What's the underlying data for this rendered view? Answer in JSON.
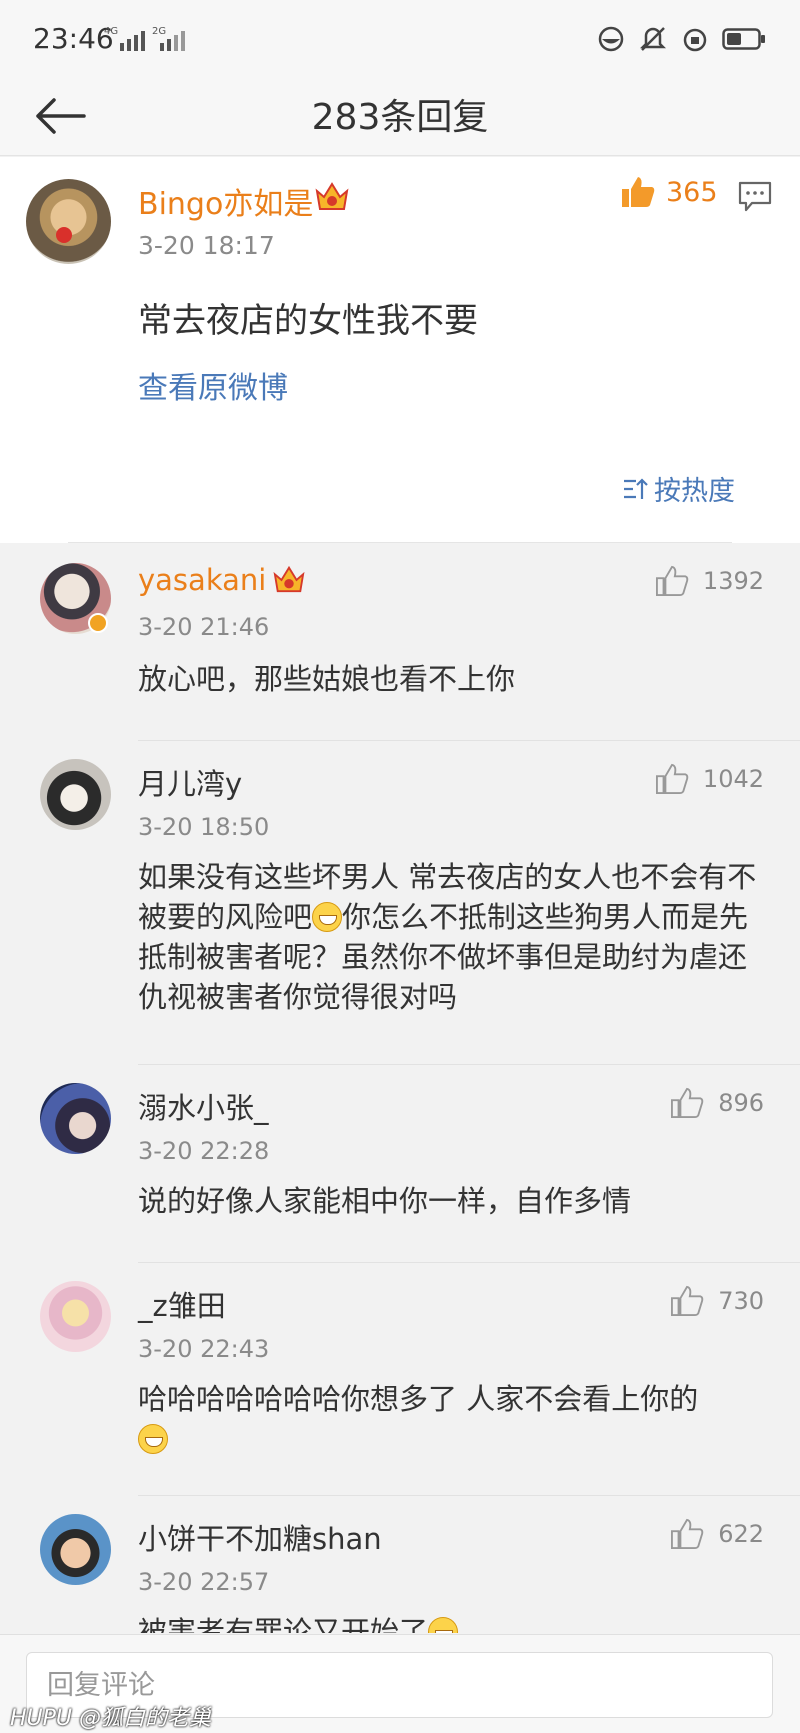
{
  "status_bar": {
    "time": "23:46",
    "net1": "4G",
    "net2": "2G"
  },
  "header": {
    "title": "283条回复"
  },
  "main_post": {
    "name": "Bingo亦如是",
    "time": "3-20 18:17",
    "likes": "365",
    "text": "常去夜店的女性我不要",
    "view_original": "查看原微博",
    "sort_label": "按热度"
  },
  "replies": [
    {
      "name": "yasakani",
      "time": "3-20 21:46",
      "likes": "1392",
      "text": "放心吧，那些姑娘也看不上你"
    },
    {
      "name": "月儿湾y",
      "time": "3-20 18:50",
      "likes": "1042",
      "text_a": "如果没有这些坏男人 常去夜店的女人也不会有不被要的风险吧",
      "text_b": "你怎么不抵制这些狗男人而是先抵制被害者呢？虽然你不做坏事但是助纣为虐还仇视被害者你觉得很对吗"
    },
    {
      "name": "溺水小张_",
      "time": "3-20 22:28",
      "likes": "896",
      "text": "说的好像人家能相中你一样，自作多情"
    },
    {
      "name": "_z雏田",
      "time": "3-20 22:43",
      "likes": "730",
      "text": "哈哈哈哈哈哈哈你想多了 人家不会看上你的"
    },
    {
      "name": "小饼干不加糖shan",
      "time": "3-20 22:57",
      "likes": "622",
      "text": "被害者有罪论又开始了"
    }
  ],
  "reply_box": {
    "placeholder": "回复评论"
  },
  "watermark": "HUPU @狐白的老巢",
  "colors": {
    "vip_name": "#ea7f1a",
    "link": "#4a79b8",
    "background": "#f2f2f2"
  }
}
---+---
» **DIRECTIONS**:
Retype the whole listing exactly and leave the pictures out.

» **RESPONSE BELOW**:
What's the underlying data for this rendered view? Answer in JSON.
{
  "status_bar": {
    "time": "23:46",
    "net1": "4G",
    "net2": "2G"
  },
  "header": {
    "title": "283条回复"
  },
  "main_post": {
    "name": "Bingo亦如是",
    "time": "3-20 18:17",
    "likes": "365",
    "text": "常去夜店的女性我不要",
    "view_original": "查看原微博",
    "sort_label": "按热度"
  },
  "replies": [
    {
      "name": "yasakani",
      "time": "3-20 21:46",
      "likes": "1392",
      "text": "放心吧，那些姑娘也看不上你"
    },
    {
      "name": "月儿湾y",
      "time": "3-20 18:50",
      "likes": "1042",
      "text_a": "如果没有这些坏男人 常去夜店的女人也不会有不被要的风险吧",
      "text_b": "你怎么不抵制这些狗男人而是先抵制被害者呢？虽然你不做坏事但是助纣为虐还仇视被害者你觉得很对吗"
    },
    {
      "name": "溺水小张_",
      "time": "3-20 22:28",
      "likes": "896",
      "text": "说的好像人家能相中你一样，自作多情"
    },
    {
      "name": "_z雏田",
      "time": "3-20 22:43",
      "likes": "730",
      "text": "哈哈哈哈哈哈哈你想多了 人家不会看上你的"
    },
    {
      "name": "小饼干不加糖shan",
      "time": "3-20 22:57",
      "likes": "622",
      "text": "被害者有罪论又开始了"
    }
  ],
  "reply_box": {
    "placeholder": "回复评论"
  },
  "watermark": "HUPU @狐白的老巢",
  "colors": {
    "vip_name": "#ea7f1a",
    "link": "#4a79b8",
    "background": "#f2f2f2"
  }
}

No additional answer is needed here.